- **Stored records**
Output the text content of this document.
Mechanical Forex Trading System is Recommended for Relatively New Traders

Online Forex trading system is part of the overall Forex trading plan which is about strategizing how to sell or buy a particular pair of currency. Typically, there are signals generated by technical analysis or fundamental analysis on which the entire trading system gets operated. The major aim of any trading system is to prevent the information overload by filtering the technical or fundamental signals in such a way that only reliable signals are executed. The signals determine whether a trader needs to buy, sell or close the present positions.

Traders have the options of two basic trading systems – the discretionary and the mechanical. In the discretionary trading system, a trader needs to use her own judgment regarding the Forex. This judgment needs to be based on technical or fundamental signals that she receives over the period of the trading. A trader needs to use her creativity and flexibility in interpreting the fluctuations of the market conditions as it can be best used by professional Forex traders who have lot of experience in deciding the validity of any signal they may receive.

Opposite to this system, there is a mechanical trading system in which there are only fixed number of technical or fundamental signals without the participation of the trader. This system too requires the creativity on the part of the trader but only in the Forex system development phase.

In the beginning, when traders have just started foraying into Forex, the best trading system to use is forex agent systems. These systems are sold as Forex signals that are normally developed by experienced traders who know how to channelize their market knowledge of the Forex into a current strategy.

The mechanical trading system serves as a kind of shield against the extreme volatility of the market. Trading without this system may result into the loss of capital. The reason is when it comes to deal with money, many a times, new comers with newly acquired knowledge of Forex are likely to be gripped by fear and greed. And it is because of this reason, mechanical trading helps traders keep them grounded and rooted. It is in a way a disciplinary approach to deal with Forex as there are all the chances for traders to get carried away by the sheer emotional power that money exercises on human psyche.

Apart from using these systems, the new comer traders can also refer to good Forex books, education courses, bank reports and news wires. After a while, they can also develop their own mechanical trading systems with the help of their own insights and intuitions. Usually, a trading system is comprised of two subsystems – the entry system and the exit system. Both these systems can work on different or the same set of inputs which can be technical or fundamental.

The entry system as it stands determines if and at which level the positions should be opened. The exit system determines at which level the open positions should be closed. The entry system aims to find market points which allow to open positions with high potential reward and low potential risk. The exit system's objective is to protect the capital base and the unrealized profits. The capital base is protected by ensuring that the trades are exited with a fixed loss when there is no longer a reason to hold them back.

- **AIM**
Reproduce the entire listing word for word.

- **RESULT OF THIS EXERCISE**
Output the text content of this document.
Mechanical Forex Trading System is Recommended for Relatively New Traders

Online Forex trading system is part of the overall Forex trading plan which is about strategizing how to sell or buy a particular pair of currency. Typically, there are signals generated by technical analysis or fundamental analysis on which the entire trading system gets operated. The major aim of any trading system is to prevent the information overload by filtering the technical or fundamental signals in such a way that only reliable signals are executed. The signals determine whether a trader needs to buy, sell or close the present positions.

Traders have the options of two basic trading systems – the discretionary and the mechanical. In the discretionary trading system, a trader needs to use her own judgment regarding the Forex. This judgment needs to be based on technical or fundamental signals that she receives over the period of the trading. A trader needs to use her creativity and flexibility in interpreting the fluctuations of the market conditions as it can be best used by professional Forex traders who have lot of experience in deciding the validity of any signal they may receive.

Opposite to this system, there is a mechanical trading system in which there are only fixed number of technical or fundamental signals without the participation of the trader. This system too requires the creativity on the part of the trader but only in the Forex system development phase.

In the beginning, when traders have just started foraying into Forex, the best trading system to use is forex agent systems. These systems are sold as Forex signals that are normally developed by experienced traders who know how to channelize their market knowledge of the Forex into a current strategy.

The mechanical trading system serves as a kind of shield against the extreme volatility of the market. Trading without this system may result into the loss of capital. The reason is when it comes to deal with money, many a times, new comers with newly acquired knowledge of Forex are likely to be gripped by fear and greed. And it is because of this reason, mechanical trading helps traders keep them grounded and rooted. It is in a way a disciplinary approach to deal with Forex as there are all the chances for traders to get carried away by the sheer emotional power that money exercises on human psyche.

Apart from using these systems, the new comer traders can also refer to good Forex books, education courses, bank reports and news wires. After a while, they can also develop their own mechanical trading systems with the help of their own insights and intuitions. Usually, a trading system is comprised of two subsystems – the entry system and the exit system. Both these systems can work on different or the same set of inputs which can be technical or fundamental.

The entry system as it stands determines if and at which level the positions should be opened. The exit system determines at which level the open positions should be closed. The entry system aims to find market points which allow to open positions with high potential reward and low potential risk. The exit system's objective is to protect the capital base and the unrealized profits. The capital base is protected by ensuring that the trades are exited with a fixed loss when there is no longer a reason to hold them back.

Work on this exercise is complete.